Task statement
From the listing below, extract every line in which the word "JSON" appears.

Stored data

* START *

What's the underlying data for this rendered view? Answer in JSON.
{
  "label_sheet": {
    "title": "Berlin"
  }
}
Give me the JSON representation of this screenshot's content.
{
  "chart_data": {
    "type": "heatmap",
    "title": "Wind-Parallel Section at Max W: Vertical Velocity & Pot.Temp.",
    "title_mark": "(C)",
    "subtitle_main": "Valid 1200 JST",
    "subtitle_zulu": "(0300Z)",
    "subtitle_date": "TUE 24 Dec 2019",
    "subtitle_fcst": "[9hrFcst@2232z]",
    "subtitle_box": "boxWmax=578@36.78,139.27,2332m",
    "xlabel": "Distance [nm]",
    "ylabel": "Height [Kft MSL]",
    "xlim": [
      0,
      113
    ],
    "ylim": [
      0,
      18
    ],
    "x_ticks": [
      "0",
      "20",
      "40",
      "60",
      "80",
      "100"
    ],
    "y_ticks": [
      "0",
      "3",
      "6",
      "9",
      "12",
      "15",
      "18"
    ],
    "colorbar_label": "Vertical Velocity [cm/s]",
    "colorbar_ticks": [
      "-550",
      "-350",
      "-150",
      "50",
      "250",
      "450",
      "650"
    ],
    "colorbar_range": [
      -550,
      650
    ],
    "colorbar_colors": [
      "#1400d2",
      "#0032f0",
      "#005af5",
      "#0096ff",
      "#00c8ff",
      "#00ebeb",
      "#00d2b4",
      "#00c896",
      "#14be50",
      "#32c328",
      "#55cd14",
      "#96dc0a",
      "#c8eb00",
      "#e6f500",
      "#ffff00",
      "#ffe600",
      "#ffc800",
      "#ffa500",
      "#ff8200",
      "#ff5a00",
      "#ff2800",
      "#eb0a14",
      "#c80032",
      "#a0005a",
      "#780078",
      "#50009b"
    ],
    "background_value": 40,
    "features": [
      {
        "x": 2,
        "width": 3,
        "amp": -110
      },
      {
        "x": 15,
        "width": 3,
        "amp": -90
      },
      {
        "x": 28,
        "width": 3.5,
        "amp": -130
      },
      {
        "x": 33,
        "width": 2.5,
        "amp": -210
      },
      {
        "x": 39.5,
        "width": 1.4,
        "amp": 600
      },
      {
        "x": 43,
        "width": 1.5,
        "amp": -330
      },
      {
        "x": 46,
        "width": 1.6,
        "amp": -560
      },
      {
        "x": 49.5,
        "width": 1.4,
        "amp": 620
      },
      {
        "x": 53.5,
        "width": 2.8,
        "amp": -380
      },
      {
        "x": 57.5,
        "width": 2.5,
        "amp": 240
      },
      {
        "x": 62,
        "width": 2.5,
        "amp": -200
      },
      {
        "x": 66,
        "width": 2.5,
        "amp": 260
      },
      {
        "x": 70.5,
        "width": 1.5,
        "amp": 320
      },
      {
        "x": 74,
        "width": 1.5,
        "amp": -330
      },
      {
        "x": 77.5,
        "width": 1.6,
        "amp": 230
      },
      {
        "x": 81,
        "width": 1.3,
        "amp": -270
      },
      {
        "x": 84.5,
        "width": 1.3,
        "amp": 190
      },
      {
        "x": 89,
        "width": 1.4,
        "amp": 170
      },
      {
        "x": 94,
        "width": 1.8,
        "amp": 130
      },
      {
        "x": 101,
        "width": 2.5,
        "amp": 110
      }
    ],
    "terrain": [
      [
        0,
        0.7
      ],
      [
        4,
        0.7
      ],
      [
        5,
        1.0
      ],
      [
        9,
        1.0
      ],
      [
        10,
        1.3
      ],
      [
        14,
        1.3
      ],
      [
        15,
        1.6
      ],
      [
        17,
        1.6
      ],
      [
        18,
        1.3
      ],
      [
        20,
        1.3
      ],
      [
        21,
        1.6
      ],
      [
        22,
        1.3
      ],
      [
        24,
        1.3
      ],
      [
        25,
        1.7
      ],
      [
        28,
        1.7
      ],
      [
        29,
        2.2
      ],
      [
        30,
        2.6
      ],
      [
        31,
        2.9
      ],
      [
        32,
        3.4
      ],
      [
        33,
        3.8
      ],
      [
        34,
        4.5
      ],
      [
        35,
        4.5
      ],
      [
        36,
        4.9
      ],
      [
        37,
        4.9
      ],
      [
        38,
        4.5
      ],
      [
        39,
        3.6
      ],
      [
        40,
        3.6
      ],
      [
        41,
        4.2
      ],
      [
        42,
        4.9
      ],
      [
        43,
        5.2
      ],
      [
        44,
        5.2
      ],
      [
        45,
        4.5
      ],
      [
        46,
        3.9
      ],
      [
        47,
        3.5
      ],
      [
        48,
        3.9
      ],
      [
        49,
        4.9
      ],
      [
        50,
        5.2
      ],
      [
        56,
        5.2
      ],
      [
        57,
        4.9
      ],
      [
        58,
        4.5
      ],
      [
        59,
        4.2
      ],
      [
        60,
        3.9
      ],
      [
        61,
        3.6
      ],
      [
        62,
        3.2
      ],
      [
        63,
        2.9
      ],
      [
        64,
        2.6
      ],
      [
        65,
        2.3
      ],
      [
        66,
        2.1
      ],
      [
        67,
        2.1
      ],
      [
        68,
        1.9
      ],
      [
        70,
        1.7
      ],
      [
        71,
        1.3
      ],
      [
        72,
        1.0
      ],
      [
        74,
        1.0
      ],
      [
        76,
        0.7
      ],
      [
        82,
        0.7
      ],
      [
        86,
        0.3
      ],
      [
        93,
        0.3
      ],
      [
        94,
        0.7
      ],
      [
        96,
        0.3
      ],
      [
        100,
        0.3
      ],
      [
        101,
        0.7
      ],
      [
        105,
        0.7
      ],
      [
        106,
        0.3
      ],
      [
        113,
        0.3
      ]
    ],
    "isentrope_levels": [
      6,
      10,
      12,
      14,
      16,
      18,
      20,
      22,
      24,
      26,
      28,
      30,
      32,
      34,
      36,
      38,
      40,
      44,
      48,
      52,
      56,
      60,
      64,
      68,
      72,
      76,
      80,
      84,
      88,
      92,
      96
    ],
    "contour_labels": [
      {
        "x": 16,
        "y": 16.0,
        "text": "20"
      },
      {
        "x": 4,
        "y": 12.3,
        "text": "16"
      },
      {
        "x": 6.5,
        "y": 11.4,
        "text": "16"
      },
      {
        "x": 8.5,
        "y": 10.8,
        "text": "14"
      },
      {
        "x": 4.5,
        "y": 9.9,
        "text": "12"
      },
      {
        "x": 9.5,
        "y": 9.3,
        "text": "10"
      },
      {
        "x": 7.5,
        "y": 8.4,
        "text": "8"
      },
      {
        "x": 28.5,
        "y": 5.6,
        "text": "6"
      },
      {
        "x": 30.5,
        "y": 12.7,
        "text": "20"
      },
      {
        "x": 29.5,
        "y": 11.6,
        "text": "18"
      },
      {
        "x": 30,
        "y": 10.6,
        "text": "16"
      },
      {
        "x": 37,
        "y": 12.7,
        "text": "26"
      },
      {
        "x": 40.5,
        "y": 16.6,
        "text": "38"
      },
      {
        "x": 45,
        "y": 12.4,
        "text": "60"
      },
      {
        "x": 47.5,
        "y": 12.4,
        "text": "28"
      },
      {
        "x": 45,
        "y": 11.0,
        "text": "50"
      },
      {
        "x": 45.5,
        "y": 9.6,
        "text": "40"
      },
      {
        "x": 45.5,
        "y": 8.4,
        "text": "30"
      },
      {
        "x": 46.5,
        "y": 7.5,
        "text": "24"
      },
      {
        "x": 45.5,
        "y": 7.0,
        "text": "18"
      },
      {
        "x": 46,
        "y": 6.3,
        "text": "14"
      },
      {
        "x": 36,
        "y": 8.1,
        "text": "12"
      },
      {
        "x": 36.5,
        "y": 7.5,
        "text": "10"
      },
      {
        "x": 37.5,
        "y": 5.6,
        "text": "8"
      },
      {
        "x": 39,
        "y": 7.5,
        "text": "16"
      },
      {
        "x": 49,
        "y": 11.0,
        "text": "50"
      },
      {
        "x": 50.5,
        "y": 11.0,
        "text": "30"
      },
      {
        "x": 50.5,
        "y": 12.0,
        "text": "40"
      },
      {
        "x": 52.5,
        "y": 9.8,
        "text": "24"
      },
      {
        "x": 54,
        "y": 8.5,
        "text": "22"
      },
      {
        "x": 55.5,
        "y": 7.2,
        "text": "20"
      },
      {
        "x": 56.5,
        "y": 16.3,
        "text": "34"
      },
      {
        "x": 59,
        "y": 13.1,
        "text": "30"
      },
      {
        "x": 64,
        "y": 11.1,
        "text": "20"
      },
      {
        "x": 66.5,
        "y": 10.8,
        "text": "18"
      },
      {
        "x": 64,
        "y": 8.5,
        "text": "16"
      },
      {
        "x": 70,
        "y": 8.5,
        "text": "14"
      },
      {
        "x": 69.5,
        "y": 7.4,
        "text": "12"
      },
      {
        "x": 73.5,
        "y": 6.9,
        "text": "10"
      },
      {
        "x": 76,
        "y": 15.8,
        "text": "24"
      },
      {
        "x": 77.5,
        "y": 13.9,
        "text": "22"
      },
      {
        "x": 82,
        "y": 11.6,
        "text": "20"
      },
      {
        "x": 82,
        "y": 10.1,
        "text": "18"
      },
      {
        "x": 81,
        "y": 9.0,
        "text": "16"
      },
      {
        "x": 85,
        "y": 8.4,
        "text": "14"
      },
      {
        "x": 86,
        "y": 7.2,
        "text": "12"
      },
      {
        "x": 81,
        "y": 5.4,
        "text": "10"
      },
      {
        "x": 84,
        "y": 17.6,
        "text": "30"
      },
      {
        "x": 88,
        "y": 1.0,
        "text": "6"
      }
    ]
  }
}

* END *

Exercise answer
What's the underlying data for this rendered view? Answer in JSON.
Give me the JSON representation of this screenshot's content.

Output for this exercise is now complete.